++++ PROVIDED ENTRIES ++++

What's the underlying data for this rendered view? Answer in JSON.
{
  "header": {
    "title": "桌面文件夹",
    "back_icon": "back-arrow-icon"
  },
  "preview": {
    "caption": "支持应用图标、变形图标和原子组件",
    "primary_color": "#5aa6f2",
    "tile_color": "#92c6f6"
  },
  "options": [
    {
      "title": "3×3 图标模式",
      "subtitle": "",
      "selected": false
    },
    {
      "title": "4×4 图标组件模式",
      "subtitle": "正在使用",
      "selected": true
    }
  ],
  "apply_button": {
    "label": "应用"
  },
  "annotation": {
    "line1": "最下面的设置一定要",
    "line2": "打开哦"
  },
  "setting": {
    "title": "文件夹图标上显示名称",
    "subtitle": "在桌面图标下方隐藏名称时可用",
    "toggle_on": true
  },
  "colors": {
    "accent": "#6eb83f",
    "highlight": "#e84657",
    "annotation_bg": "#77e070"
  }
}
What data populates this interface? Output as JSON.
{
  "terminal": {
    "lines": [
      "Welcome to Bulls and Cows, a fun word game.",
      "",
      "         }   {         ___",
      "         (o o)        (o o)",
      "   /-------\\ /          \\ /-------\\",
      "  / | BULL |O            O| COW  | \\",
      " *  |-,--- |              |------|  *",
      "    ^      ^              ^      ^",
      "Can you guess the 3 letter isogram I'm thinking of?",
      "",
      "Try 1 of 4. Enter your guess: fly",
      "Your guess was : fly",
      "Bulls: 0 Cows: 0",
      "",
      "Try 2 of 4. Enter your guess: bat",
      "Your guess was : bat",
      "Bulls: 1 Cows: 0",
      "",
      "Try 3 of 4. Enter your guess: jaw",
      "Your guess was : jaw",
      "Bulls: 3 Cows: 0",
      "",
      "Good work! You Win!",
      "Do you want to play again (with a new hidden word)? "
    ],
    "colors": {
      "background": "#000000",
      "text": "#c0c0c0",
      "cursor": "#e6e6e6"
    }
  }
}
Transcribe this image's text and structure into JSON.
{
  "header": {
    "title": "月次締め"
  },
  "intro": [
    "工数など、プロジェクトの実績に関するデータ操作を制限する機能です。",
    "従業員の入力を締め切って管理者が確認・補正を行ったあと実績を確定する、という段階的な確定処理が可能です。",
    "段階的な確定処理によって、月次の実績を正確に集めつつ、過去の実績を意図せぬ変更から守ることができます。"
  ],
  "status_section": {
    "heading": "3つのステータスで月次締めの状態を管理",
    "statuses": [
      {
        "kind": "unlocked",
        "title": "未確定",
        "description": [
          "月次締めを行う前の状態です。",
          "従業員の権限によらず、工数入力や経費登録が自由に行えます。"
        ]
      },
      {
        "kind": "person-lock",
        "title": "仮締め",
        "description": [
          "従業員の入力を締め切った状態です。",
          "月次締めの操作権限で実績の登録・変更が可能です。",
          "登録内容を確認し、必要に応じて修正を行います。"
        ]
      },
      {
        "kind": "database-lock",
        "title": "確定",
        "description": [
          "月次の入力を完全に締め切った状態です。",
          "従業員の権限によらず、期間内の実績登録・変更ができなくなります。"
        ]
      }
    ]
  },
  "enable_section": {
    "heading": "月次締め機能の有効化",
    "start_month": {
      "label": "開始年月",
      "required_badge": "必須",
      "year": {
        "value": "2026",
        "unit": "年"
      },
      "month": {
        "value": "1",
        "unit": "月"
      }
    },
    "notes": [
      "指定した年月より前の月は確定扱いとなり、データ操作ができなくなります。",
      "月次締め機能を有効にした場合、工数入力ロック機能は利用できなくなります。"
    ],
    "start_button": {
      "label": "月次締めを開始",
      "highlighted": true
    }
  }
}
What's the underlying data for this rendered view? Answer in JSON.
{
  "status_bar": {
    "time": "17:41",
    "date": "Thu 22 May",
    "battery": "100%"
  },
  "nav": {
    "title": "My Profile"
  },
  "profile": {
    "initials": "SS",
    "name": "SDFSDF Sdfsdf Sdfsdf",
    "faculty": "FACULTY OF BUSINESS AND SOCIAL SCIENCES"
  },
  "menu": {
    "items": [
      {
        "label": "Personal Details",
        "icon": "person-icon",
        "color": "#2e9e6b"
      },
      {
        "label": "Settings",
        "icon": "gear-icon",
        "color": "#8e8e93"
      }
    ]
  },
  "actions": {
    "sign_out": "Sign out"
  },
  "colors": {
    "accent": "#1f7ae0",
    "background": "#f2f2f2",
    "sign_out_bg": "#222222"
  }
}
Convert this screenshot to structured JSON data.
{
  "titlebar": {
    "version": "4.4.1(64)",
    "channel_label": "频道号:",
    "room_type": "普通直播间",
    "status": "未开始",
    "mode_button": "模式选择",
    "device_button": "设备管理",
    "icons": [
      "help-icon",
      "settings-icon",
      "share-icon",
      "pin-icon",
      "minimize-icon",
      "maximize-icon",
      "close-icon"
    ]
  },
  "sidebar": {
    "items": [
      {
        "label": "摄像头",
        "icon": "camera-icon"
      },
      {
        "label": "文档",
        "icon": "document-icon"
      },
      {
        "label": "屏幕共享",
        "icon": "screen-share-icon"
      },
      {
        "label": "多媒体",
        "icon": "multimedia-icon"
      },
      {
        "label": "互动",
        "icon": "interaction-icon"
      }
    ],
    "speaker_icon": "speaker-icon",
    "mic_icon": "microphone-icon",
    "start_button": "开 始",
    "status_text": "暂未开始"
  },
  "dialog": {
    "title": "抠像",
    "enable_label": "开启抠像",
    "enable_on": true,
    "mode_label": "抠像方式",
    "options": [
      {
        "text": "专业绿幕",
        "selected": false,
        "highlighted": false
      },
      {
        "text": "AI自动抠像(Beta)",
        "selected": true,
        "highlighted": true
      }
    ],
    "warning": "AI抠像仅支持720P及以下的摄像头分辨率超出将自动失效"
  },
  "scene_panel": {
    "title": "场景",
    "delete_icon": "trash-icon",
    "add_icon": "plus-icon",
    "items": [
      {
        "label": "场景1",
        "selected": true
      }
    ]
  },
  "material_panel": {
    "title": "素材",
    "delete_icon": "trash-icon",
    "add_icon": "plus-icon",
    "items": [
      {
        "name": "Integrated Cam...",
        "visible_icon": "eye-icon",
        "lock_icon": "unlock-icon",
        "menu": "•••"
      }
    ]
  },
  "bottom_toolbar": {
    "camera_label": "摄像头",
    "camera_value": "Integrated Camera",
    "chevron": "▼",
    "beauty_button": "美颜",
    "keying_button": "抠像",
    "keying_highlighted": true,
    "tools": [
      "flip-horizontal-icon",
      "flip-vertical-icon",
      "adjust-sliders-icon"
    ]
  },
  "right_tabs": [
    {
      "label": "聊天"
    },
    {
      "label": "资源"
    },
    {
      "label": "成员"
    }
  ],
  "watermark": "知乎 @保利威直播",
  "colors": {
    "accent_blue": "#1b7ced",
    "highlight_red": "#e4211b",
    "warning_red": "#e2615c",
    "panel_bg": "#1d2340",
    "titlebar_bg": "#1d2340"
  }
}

++++

- [WHAT THE EXERCISE ASKS]: Copy each line of the entries that includes the word "false".

- [FINAL ANSWER]:
      "selected": false
        "selected": false,
        "highlighted": false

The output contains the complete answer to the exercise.